▶ **Records supplied**:
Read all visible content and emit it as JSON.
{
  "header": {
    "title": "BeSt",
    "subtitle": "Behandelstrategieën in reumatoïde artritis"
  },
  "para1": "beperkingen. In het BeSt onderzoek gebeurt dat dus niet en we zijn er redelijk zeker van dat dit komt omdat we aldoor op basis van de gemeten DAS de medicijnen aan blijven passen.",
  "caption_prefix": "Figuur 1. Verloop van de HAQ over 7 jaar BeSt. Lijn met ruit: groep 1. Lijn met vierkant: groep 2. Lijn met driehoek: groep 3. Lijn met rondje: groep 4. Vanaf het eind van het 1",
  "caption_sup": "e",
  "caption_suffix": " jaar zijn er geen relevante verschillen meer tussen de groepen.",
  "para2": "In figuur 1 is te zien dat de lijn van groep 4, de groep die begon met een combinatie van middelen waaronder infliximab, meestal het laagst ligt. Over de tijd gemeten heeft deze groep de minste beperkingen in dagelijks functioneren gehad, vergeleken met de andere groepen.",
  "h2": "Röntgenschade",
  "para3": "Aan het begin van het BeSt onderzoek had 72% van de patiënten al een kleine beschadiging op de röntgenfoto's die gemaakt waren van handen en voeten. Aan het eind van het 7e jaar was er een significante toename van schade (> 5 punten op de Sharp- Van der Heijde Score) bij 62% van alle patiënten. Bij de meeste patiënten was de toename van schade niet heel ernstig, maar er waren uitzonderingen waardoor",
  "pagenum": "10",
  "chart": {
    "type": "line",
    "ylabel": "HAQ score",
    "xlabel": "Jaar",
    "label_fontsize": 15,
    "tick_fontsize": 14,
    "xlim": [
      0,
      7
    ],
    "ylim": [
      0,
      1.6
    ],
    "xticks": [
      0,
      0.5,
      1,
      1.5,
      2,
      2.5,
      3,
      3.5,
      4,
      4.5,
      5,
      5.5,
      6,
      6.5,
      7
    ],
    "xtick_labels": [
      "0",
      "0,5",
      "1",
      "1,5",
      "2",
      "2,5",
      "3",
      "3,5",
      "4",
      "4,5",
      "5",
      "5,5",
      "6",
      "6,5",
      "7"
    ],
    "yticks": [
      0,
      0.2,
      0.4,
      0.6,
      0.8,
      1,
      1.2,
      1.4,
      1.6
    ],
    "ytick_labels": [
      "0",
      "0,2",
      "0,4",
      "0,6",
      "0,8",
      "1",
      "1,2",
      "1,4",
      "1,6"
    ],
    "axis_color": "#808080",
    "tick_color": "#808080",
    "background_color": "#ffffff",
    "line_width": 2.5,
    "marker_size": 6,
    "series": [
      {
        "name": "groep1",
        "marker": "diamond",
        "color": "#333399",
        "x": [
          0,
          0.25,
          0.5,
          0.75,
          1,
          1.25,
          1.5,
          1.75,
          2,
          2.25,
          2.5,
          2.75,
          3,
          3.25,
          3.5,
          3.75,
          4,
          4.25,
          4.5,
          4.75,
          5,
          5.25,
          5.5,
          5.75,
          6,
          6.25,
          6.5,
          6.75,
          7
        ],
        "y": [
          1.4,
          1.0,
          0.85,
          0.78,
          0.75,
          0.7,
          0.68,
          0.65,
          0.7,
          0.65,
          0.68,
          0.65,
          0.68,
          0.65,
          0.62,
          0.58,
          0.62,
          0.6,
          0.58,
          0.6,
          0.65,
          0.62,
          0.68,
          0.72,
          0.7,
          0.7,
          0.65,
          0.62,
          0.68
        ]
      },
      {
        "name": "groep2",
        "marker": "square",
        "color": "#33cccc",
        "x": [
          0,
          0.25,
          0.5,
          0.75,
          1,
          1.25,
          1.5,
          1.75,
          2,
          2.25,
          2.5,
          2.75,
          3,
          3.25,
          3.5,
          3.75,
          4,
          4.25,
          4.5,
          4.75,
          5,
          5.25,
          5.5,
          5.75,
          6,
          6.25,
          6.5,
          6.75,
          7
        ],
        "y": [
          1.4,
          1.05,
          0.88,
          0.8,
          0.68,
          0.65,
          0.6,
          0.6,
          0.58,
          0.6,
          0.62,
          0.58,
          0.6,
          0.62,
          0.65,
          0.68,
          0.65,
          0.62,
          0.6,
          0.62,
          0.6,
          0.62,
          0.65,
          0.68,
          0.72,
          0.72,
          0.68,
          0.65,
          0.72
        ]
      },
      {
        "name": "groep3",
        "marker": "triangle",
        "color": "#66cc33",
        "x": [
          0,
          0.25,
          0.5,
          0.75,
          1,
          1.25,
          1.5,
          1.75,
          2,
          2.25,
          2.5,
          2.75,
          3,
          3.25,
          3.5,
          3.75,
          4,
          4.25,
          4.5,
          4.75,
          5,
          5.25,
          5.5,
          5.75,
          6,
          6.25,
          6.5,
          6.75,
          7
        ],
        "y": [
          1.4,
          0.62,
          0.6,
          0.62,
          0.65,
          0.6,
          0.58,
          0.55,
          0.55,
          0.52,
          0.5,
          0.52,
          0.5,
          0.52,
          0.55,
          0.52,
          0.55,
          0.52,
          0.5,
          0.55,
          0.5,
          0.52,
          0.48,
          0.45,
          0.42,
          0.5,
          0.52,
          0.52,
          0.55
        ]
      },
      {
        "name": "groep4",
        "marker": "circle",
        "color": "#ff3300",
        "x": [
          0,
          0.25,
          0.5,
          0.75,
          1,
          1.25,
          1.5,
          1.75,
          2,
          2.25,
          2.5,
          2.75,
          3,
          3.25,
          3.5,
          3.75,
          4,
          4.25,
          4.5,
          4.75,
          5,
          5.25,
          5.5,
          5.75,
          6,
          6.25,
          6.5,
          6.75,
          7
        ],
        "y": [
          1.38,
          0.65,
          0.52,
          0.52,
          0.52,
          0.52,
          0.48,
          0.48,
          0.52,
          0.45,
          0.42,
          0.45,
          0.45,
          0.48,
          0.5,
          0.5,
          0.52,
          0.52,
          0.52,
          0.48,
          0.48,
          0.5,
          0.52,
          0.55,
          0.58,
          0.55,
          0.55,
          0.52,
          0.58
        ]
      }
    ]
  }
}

▶ **To do**:
Reproduce every line of the material above exactly.

▶ **Task output**:
Read all visible content and emit it as JSON.
{
  "header": {
    "title": "BeSt",
    "subtitle": "Behandelstrategieën in reumatoïde artritis"
  },
  "para1": "beperkingen. In het BeSt onderzoek gebeurt dat dus niet en we zijn er redelijk zeker van dat dit komt omdat we aldoor op basis van de gemeten DAS de medicijnen aan blijven passen.",
  "caption_prefix": "Figuur 1. Verloop van de HAQ over 7 jaar BeSt. Lijn met ruit: groep 1. Lijn met vierkant: groep 2. Lijn met driehoek: groep 3. Lijn met rondje: groep 4. Vanaf het eind van het 1",
  "caption_sup": "e",
  "caption_suffix": " jaar zijn er geen relevante verschillen meer tussen de groepen.",
  "para2": "In figuur 1 is te zien dat de lijn van groep 4, de groep die begon met een combinatie van middelen waaronder infliximab, meestal het laagst ligt. Over de tijd gemeten heeft deze groep de minste beperkingen in dagelijks functioneren gehad, vergeleken met de andere groepen.",
  "h2": "Röntgenschade",
  "para3": "Aan het begin van het BeSt onderzoek had 72% van de patiënten al een kleine beschadiging op de röntgenfoto's die gemaakt waren van handen en voeten. Aan het eind van het 7e jaar was er een significante toename van schade (> 5 punten op de Sharp- Van der Heijde Score) bij 62% van alle patiënten. Bij de meeste patiënten was de toename van schade niet heel ernstig, maar er waren uitzonderingen waardoor",
  "pagenum": "10",
  "chart": {
    "type": "line",
    "ylabel": "HAQ score",
    "xlabel": "Jaar",
    "label_fontsize": 15,
    "tick_fontsize": 14,
    "xlim": [
      0,
      7
    ],
    "ylim": [
      0,
      1.6
    ],
    "xticks": [
      0,
      0.5,
      1,
      1.5,
      2,
      2.5,
      3,
      3.5,
      4,
      4.5,
      5,
      5.5,
      6,
      6.5,
      7
    ],
    "xtick_labels": [
      "0",
      "0,5",
      "1",
      "1,5",
      "2",
      "2,5",
      "3",
      "3,5",
      "4",
      "4,5",
      "5",
      "5,5",
      "6",
      "6,5",
      "7"
    ],
    "yticks": [
      0,
      0.2,
      0.4,
      0.6,
      0.8,
      1,
      1.2,
      1.4,
      1.6
    ],
    "ytick_labels": [
      "0",
      "0,2",
      "0,4",
      "0,6",
      "0,8",
      "1",
      "1,2",
      "1,4",
      "1,6"
    ],
    "axis_color": "#808080",
    "tick_color": "#808080",
    "background_color": "#ffffff",
    "line_width": 2.5,
    "marker_size": 6,
    "series": [
      {
        "name": "groep1",
        "marker": "diamond",
        "color": "#333399",
        "x": [
          0,
          0.25,
          0.5,
          0.75,
          1,
          1.25,
          1.5,
          1.75,
          2,
          2.25,
          2.5,
          2.75,
          3,
          3.25,
          3.5,
          3.75,
          4,
          4.25,
          4.5,
          4.75,
          5,
          5.25,
          5.5,
          5.75,
          6,
          6.25,
          6.5,
          6.75,
          7
        ],
        "y": [
          1.4,
          1.0,
          0.85,
          0.78,
          0.75,
          0.7,
          0.68,
          0.65,
          0.7,
          0.65,
          0.68,
          0.65,
          0.68,
          0.65,
          0.62,
          0.58,
          0.62,
          0.6,
          0.58,
          0.6,
          0.65,
          0.62,
          0.68,
          0.72,
          0.7,
          0.7,
          0.65,
          0.62,
          0.68
        ]
      },
      {
        "name": "groep2",
        "marker": "square",
        "color": "#33cccc",
        "x": [
          0,
          0.25,
          0.5,
          0.75,
          1,
          1.25,
          1.5,
          1.75,
          2,
          2.25,
          2.5,
          2.75,
          3,
          3.25,
          3.5,
          3.75,
          4,
          4.25,
          4.5,
          4.75,
          5,
          5.25,
          5.5,
          5.75,
          6,
          6.25,
          6.5,
          6.75,
          7
        ],
        "y": [
          1.4,
          1.05,
          0.88,
          0.8,
          0.68,
          0.65,
          0.6,
          0.6,
          0.58,
          0.6,
          0.62,
          0.58,
          0.6,
          0.62,
          0.65,
          0.68,
          0.65,
          0.62,
          0.6,
          0.62,
          0.6,
          0.62,
          0.65,
          0.68,
          0.72,
          0.72,
          0.68,
          0.65,
          0.72
        ]
      },
      {
        "name": "groep3",
        "marker": "triangle",
        "color": "#66cc33",
        "x": [
          0,
          0.25,
          0.5,
          0.75,
          1,
          1.25,
          1.5,
          1.75,
          2,
          2.25,
          2.5,
          2.75,
          3,
          3.25,
          3.5,
          3.75,
          4,
          4.25,
          4.5,
          4.75,
          5,
          5.25,
          5.5,
          5.75,
          6,
          6.25,
          6.5,
          6.75,
          7
        ],
        "y": [
          1.4,
          0.62,
          0.6,
          0.62,
          0.65,
          0.6,
          0.58,
          0.55,
          0.55,
          0.52,
          0.5,
          0.52,
          0.5,
          0.52,
          0.55,
          0.52,
          0.55,
          0.52,
          0.5,
          0.55,
          0.5,
          0.52,
          0.48,
          0.45,
          0.42,
          0.5,
          0.52,
          0.52,
          0.55
        ]
      },
      {
        "name": "groep4",
        "marker": "circle",
        "color": "#ff3300",
        "x": [
          0,
          0.25,
          0.5,
          0.75,
          1,
          1.25,
          1.5,
          1.75,
          2,
          2.25,
          2.5,
          2.75,
          3,
          3.25,
          3.5,
          3.75,
          4,
          4.25,
          4.5,
          4.75,
          5,
          5.25,
          5.5,
          5.75,
          6,
          6.25,
          6.5,
          6.75,
          7
        ],
        "y": [
          1.38,
          0.65,
          0.52,
          0.52,
          0.52,
          0.52,
          0.48,
          0.48,
          0.52,
          0.45,
          0.42,
          0.45,
          0.45,
          0.48,
          0.5,
          0.5,
          0.52,
          0.52,
          0.52,
          0.48,
          0.48,
          0.5,
          0.52,
          0.55,
          0.58,
          0.55,
          0.55,
          0.52,
          0.58
        ]
      }
    ]
  }
}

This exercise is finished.